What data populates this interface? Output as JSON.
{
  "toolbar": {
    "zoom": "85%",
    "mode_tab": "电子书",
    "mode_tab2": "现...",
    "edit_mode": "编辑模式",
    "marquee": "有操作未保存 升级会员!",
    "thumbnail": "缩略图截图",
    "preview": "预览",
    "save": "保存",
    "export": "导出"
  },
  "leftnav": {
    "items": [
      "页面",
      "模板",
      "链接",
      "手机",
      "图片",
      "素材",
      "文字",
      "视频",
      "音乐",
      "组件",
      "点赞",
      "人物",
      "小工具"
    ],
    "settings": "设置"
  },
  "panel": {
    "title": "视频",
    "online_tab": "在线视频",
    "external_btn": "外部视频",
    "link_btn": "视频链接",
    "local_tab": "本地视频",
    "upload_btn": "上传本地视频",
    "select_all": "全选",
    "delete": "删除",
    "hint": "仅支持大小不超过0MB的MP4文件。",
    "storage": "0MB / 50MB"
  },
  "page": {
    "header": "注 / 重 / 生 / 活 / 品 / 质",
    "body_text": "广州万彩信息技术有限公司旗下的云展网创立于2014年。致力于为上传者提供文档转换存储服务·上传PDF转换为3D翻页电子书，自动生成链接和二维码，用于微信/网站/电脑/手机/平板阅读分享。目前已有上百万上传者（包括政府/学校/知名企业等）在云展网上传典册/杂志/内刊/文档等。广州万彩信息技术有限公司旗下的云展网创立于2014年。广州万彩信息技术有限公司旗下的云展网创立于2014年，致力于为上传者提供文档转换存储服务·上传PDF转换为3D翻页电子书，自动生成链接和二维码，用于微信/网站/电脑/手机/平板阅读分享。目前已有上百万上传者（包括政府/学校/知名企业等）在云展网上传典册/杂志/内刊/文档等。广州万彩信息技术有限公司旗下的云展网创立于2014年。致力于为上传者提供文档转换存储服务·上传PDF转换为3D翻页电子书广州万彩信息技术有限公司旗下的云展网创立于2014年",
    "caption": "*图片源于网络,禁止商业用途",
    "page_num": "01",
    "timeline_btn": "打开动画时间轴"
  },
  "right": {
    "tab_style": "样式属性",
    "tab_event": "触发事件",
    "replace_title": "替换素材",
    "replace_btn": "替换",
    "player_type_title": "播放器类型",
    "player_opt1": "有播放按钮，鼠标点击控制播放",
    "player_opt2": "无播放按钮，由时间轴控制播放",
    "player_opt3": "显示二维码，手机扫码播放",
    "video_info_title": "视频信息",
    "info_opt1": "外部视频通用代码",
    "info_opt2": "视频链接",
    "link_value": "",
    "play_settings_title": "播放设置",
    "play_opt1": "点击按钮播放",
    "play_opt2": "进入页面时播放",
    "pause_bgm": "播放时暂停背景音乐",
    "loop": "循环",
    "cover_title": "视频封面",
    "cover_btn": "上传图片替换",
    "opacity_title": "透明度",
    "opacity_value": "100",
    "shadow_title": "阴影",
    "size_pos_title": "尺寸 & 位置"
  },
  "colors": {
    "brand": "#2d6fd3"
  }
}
━━━━━━
» **Your objective**: Repeat the data exactly. Leave nothing out.

» **In response**:
What data populates this interface? Output as JSON.
{
  "toolbar": {
    "zoom": "85%",
    "mode_tab": "电子书",
    "mode_tab2": "现...",
    "edit_mode": "编辑模式",
    "marquee": "有操作未保存 升级会员!",
    "thumbnail": "缩略图截图",
    "preview": "预览",
    "save": "保存",
    "export": "导出"
  },
  "leftnav": {
    "items": [
      "页面",
      "模板",
      "链接",
      "手机",
      "图片",
      "素材",
      "文字",
      "视频",
      "音乐",
      "组件",
      "点赞",
      "人物",
      "小工具"
    ],
    "settings": "设置"
  },
  "panel": {
    "title": "视频",
    "online_tab": "在线视频",
    "external_btn": "外部视频",
    "link_btn": "视频链接",
    "local_tab": "本地视频",
    "upload_btn": "上传本地视频",
    "select_all": "全选",
    "delete": "删除",
    "hint": "仅支持大小不超过0MB的MP4文件。",
    "storage": "0MB / 50MB"
  },
  "page": {
    "header": "注 / 重 / 生 / 活 / 品 / 质",
    "body_text": "广州万彩信息技术有限公司旗下的云展网创立于2014年。致力于为上传者提供文档转换存储服务·上传PDF转换为3D翻页电子书，自动生成链接和二维码，用于微信/网站/电脑/手机/平板阅读分享。目前已有上百万上传者（包括政府/学校/知名企业等）在云展网上传典册/杂志/内刊/文档等。广州万彩信息技术有限公司旗下的云展网创立于2014年。广州万彩信息技术有限公司旗下的云展网创立于2014年，致力于为上传者提供文档转换存储服务·上传PDF转换为3D翻页电子书，自动生成链接和二维码，用于微信/网站/电脑/手机/平板阅读分享。目前已有上百万上传者（包括政府/学校/知名企业等）在云展网上传典册/杂志/内刊/文档等。广州万彩信息技术有限公司旗下的云展网创立于2014年。致力于为上传者提供文档转换存储服务·上传PDF转换为3D翻页电子书广州万彩信息技术有限公司旗下的云展网创立于2014年",
    "caption": "*图片源于网络,禁止商业用途",
    "page_num": "01",
    "timeline_btn": "打开动画时间轴"
  },
  "right": {
    "tab_style": "样式属性",
    "tab_event": "触发事件",
    "replace_title": "替换素材",
    "replace_btn": "替换",
    "player_type_title": "播放器类型",
    "player_opt1": "有播放按钮，鼠标点击控制播放",
    "player_opt2": "无播放按钮，由时间轴控制播放",
    "player_opt3": "显示二维码，手机扫码播放",
    "video_info_title": "视频信息",
    "info_opt1": "外部视频通用代码",
    "info_opt2": "视频链接",
    "link_value": "",
    "play_settings_title": "播放设置",
    "play_opt1": "点击按钮播放",
    "play_opt2": "进入页面时播放",
    "pause_bgm": "播放时暂停背景音乐",
    "loop": "循环",
    "cover_title": "视频封面",
    "cover_btn": "上传图片替换",
    "opacity_title": "透明度",
    "opacity_value": "100",
    "shadow_title": "阴影",
    "size_pos_title": "尺寸 & 位置"
  },
  "colors": {
    "brand": "#2d6fd3"
  }
}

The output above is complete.